**Job:** All of the lines below are to be transcribed faithfully, with pictures excluded from the copy.

* start *

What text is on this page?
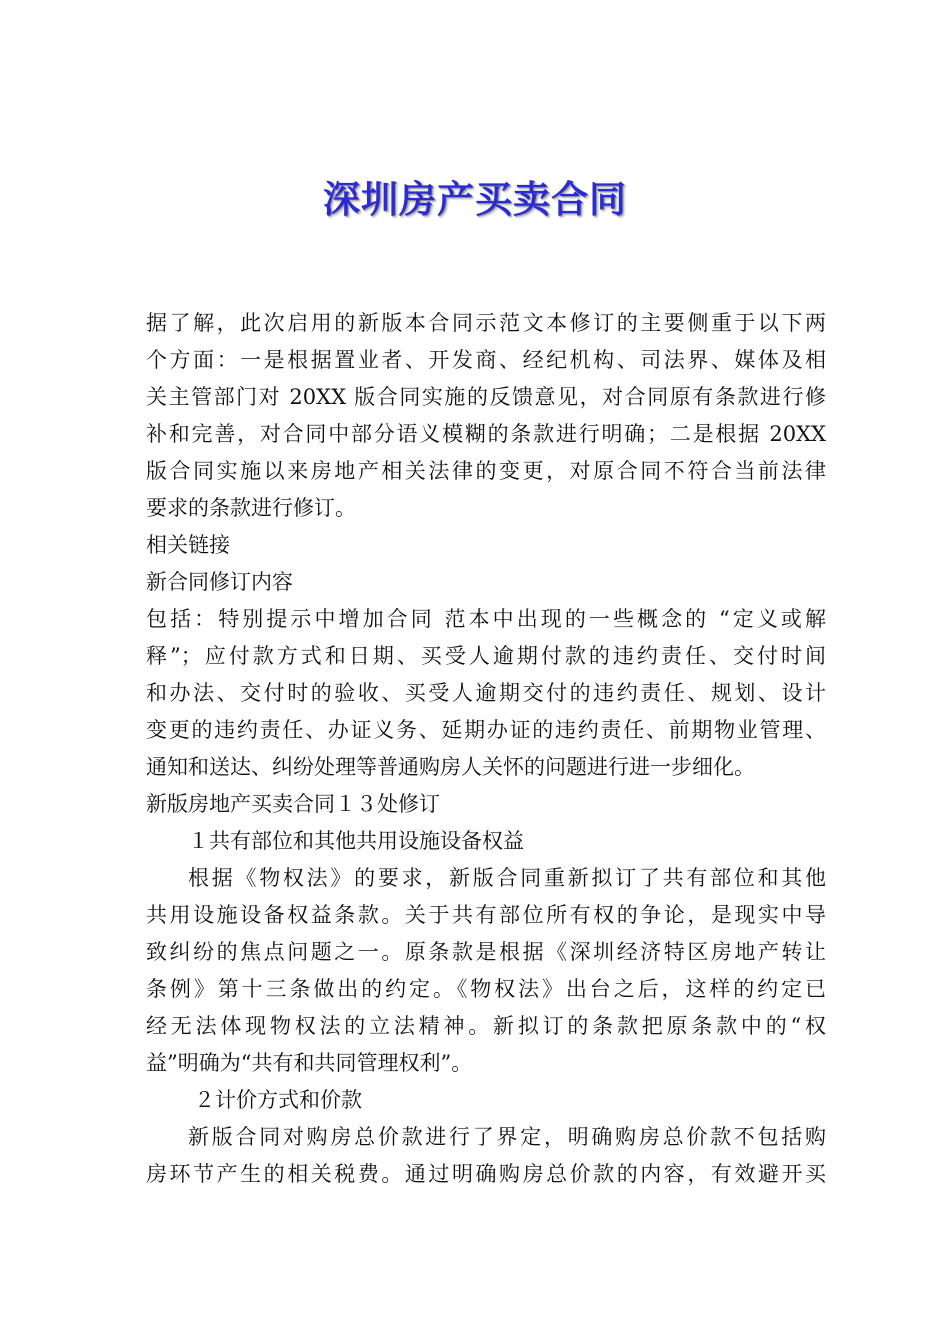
深圳房产买卖合同
据了解，此次启用的新版本合同示范文本修订的主要侧重于以下两
个方面：一是根据置业者、开发商、经纪机构、司法界、媒体及相
关主管部门对 20XX 版合同实施的反馈意见，对合同原有条款进行修
补和完善，对合同中部分语义模糊的条款进行明确；二是根据 20XX
版合同实施以来房地产相关法律的变更，对原合同不符合当前法律
要求的条款进行修订。
相关链接
新合同修订内容
包括：特别提示中增加合同 范本中出现的一些概念的 “定义或解
释”；应付款方式和日期、买受人逾期付款的违约责任、交付时间
和办法、交付时的验收、买受人逾期交付的违约责任、规划、设计
变更的违约责任、办证义务、延期办证的违约责任、前期物业管理、
通知和送达、纠纷处理等普通购房人关怀的问题进行进一步细化。
新版房地产买卖合同１３处修订
１共有部位和其他共用设施设备权益
根据《物权法》的要求，新版合同重新拟订了共有部位和其他
共用设施设备权益条款。关于共有部位所有权的争论，是现实中导
致纠纷的焦点问题之一。原条款是根据《深圳经济特区房地产转让
条例》第十三条做出的约定。《物权法》出台之后，这样的约定已
经无法体现物权法的立法精神。新拟订的条款把原条款中的“权
益”明确为“共有和共同管理权利”。
２计价方式和价款
新版合同对购房总价款进行了界定，明确购房总价款不包括购
房环节产生的相关税费。通过明确购房总价款的内容，有效避开买
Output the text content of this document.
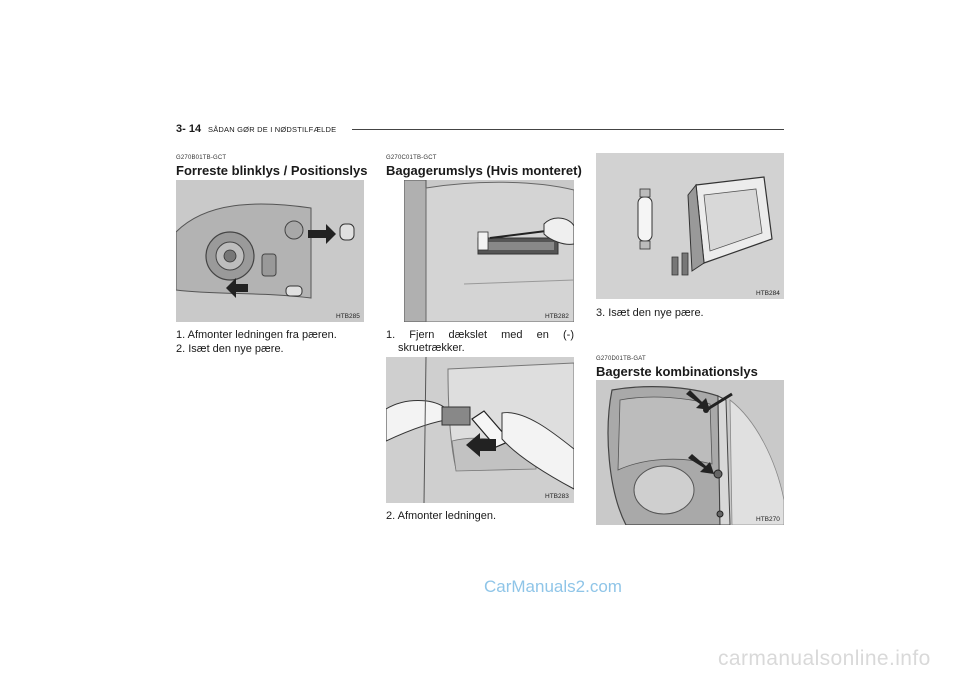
3- 14 SÅDAN GØR DE I NØDSTILFÆLDE
G270B01TB-GCT
Forreste blinklys / Positionslys
HTB285
1. Afmonter ledningen fra pæren.
2. Isæt den nye pære.
G270C01TB-GCT
Bagagerumslys (Hvis monteret)
HTB282
1. Fjern dækslet med en (-)
skruetrækker.
HTB283
2. Afmonter ledningen.
HTB284
3. Isæt den nye pære.
G270D01TB-GAT
Bagerste kombinationslys
HTB270
CarManuals2.com
carmanualsonline.info
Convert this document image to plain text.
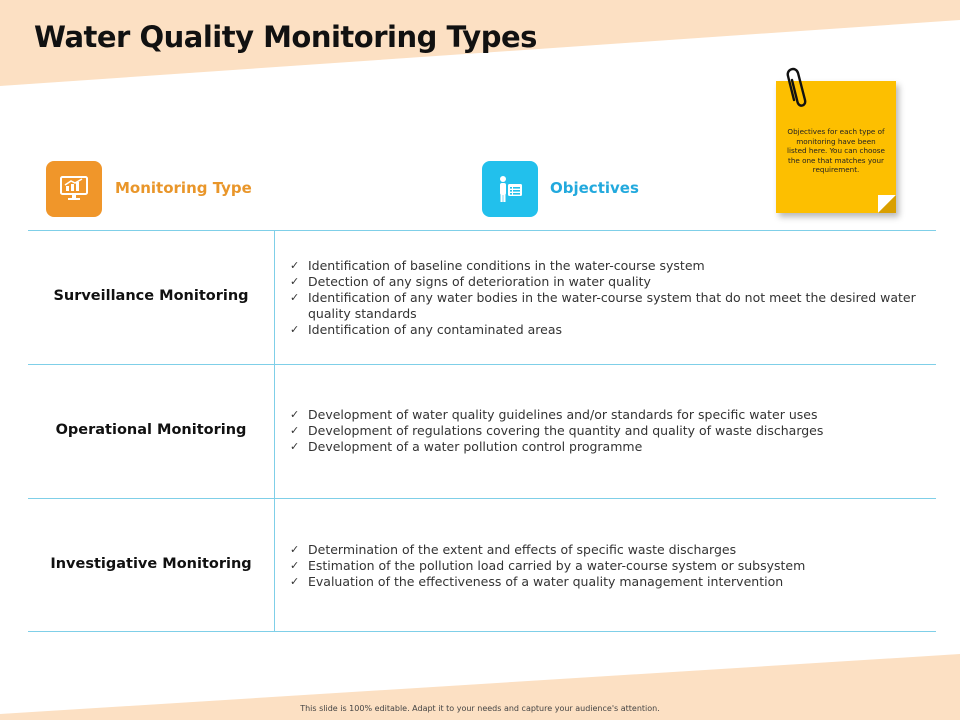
Water Quality Monitoring Types
Monitoring Type	Objectives

Objectives for each type of monitoring have been listed here. You can choose the one that matches your requirement.

Surveillance Monitoring
✓ Identification of baseline conditions in the water-course system
✓ Detection of any signs of deterioration in water quality
✓ Identification of any water bodies in the water-course system that do not meet the desired water quality standards
✓ Identification of any contaminated areas
Operational Monitoring
✓ Development of water quality guidelines and/or standards for specific water uses
✓ Development of regulations covering the quantity and quality of waste discharges
✓ Development of a water pollution control programme
Investigative Monitoring
✓ Determination of the extent and effects of specific waste discharges
✓ Estimation of the pollution load carried by a water-course system or subsystem
✓ Evaluation of the effectiveness of a water quality management intervention
This slide is 100% editable. Adapt it to your needs and capture your audience's attention.
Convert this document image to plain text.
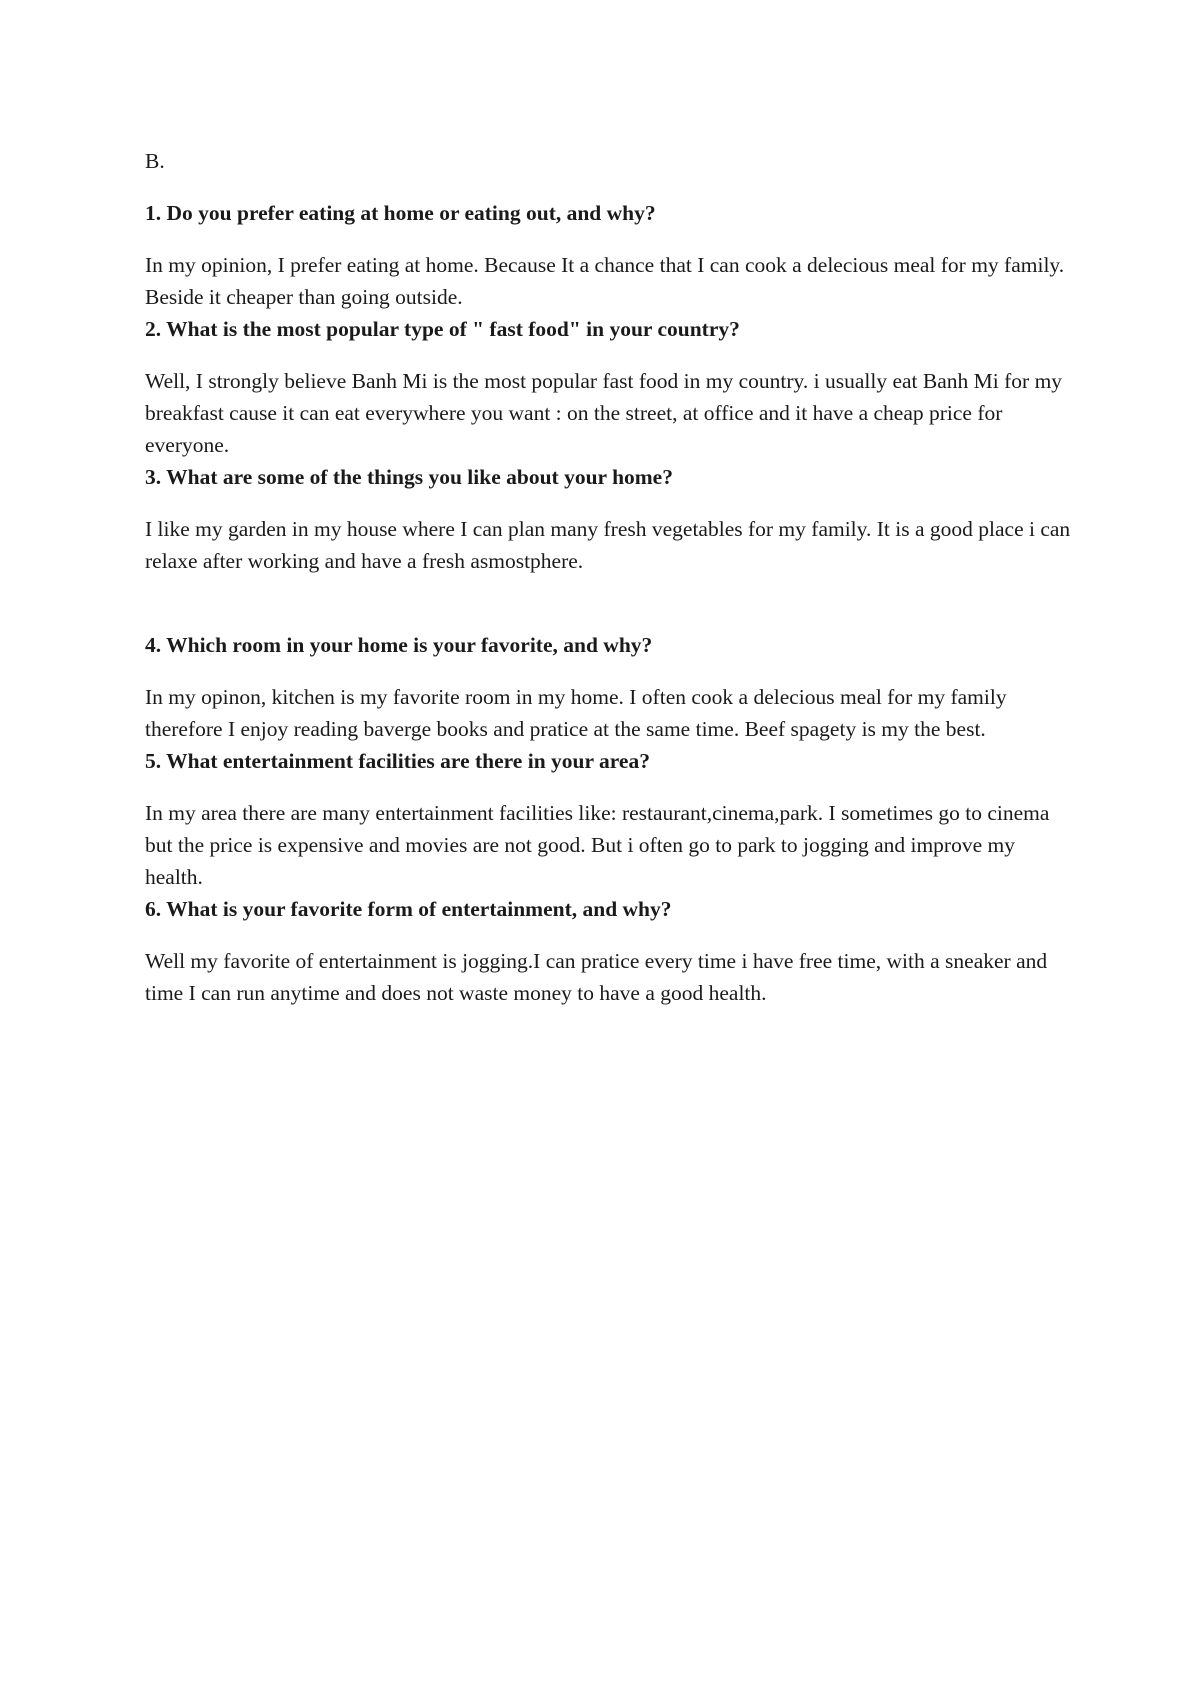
B.

1. Do you prefer eating at home or eating out, and why?

In my opinion, I prefer eating at home. Because It a chance that I can cook a delecious meal for my family. Beside it cheaper than going outside.

2. What is the most popular type of " fast food" in your country?

Well, I strongly believe Banh Mi is the most popular fast food in my country. i usually eat Banh Mi for my breakfast cause it can eat everywhere you want : on the street, at office and it have a cheap price for everyone.

3. What are some of the things you like about your home?

I like my garden in my house where I can plan many fresh vegetables for my family. It is a good place i can relaxe after working and have a fresh asmostphere.

4. Which room in your home is your favorite, and why?

In my opinon, kitchen is my favorite room in my home. I often cook a delecious meal for my family therefore I enjoy reading baverge books and pratice at the same time. Beef spagety is my the best.

5. What entertainment facilities are there in your area?

In my area there are many entertainment facilities like: restaurant,cinema,park. I sometimes go to cinema but the price is expensive and movies are not good. But i often go to park to jogging and improve my health.

6. What is your favorite form of entertainment, and why?

Well my favorite of entertainment is jogging.I can pratice every time i have free time, with a sneaker and time I can run anytime and does not waste money to have a good health.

* end *

**The result:**
What text is on this page?
深圳房产买卖合同
据了解，此次启用的新版本合同示范文本修订的主要侧重于以下两
个方面：一是根据置业者、开发商、经纪机构、司法界、媒体及相
关主管部门对 20XX 版合同实施的反馈意见，对合同原有条款进行修
补和完善，对合同中部分语义模糊的条款进行明确；二是根据 20XX
版合同实施以来房地产相关法律的变更，对原合同不符合当前法律
要求的条款进行修订。
相关链接
新合同修订内容
包括：特别提示中增加合同 范本中出现的一些概念的 “定义或解
释”；应付款方式和日期、买受人逾期付款的违约责任、交付时间
和办法、交付时的验收、买受人逾期交付的违约责任、规划、设计
变更的违约责任、办证义务、延期办证的违约责任、前期物业管理、
通知和送达、纠纷处理等普通购房人关怀的问题进行进一步细化。
新版房地产买卖合同１３处修订
１共有部位和其他共用设施设备权益
根据《物权法》的要求，新版合同重新拟订了共有部位和其他
共用设施设备权益条款。关于共有部位所有权的争论，是现实中导
致纠纷的焦点问题之一。原条款是根据《深圳经济特区房地产转让
条例》第十三条做出的约定。《物权法》出台之后，这样的约定已
经无法体现物权法的立法精神。新拟订的条款把原条款中的“权
益”明确为“共有和共同管理权利”。
２计价方式和价款
新版合同对购房总价款进行了界定，明确购房总价款不包括购
房环节产生的相关税费。通过明确购房总价款的内容，有效避开买
Output the text content of this document.
3- 14 SÅDAN GØR DE I NØDSTILFÆLDE
G270B01TB-GCT
Forreste blinklys / Positionslys
HTB285
1. Afmonter ledningen fra pæren.
2. Isæt den nye pære.
G270C01TB-GCT
Bagagerumslys (Hvis monteret)
HTB282
1. Fjern dækslet med en (-)
skruetrækker.
HTB283
2. Afmonter ledningen.
HTB284
3. Isæt den nye pære.
G270D01TB-GAT
Bagerste kombinationslys
HTB270
CarManuals2.com
carmanualsonline.info
Convert this document image to plain text.
Water Quality Monitoring Types
Monitoring Type	Objectives

Objectives for each type of monitoring have been listed here. You can choose the one that matches your requirement.

Surveillance Monitoring
✓ Identification of baseline conditions in the water-course system
✓ Detection of any signs of deterioration in water quality
✓ Identification of any water bodies in the water-course system that do not meet the desired water quality standards
✓ Identification of any contaminated areas
Operational Monitoring
✓ Development of water quality guidelines and/or standards for specific water uses
✓ Development of regulations covering the quantity and quality of waste discharges
✓ Development of a water pollution control programme
Investigative Monitoring
✓ Determination of the extent and effects of specific waste discharges
✓ Estimation of the pollution load carried by a water-course system or subsystem
✓ Evaluation of the effectiveness of a water quality management intervention
This slide is 100% editable. Adapt it to your needs and capture your audience's attention.
Convert this document image to plain text.
B.

1. Do you prefer eating at home or eating out, and why?

In my opinion, I prefer eating at home. Because It a chance that I can cook a delecious meal for my family. Beside it cheaper than going outside.

2. What is the most popular type of " fast food" in your country?

Well, I strongly believe Banh Mi is the most popular fast food in my country. i usually eat Banh Mi for my breakfast cause it can eat everywhere you want : on the street, at office and it have a cheap price for everyone.

3. What are some of the things you like about your home?

I like my garden in my house where I can plan many fresh vegetables for my family. It is a good place i can relaxe after working and have a fresh asmostphere.

4. Which room in your home is your favorite, and why?

In my opinon, kitchen is my favorite room in my home. I often cook a delecious meal for my family therefore I enjoy reading baverge books and pratice at the same time. Beef spagety is my the best.

5. What entertainment facilities are there in your area?

In my area there are many entertainment facilities like: restaurant,cinema,park. I sometimes go to cinema but the price is expensive and movies are not good. But i often go to park to jogging and improve my health.

6. What is your favorite form of entertainment, and why?

Well my favorite of entertainment is jogging.I can pratice every time i have free time, with a sneaker and time I can run anytime and does not waste money to have a good health.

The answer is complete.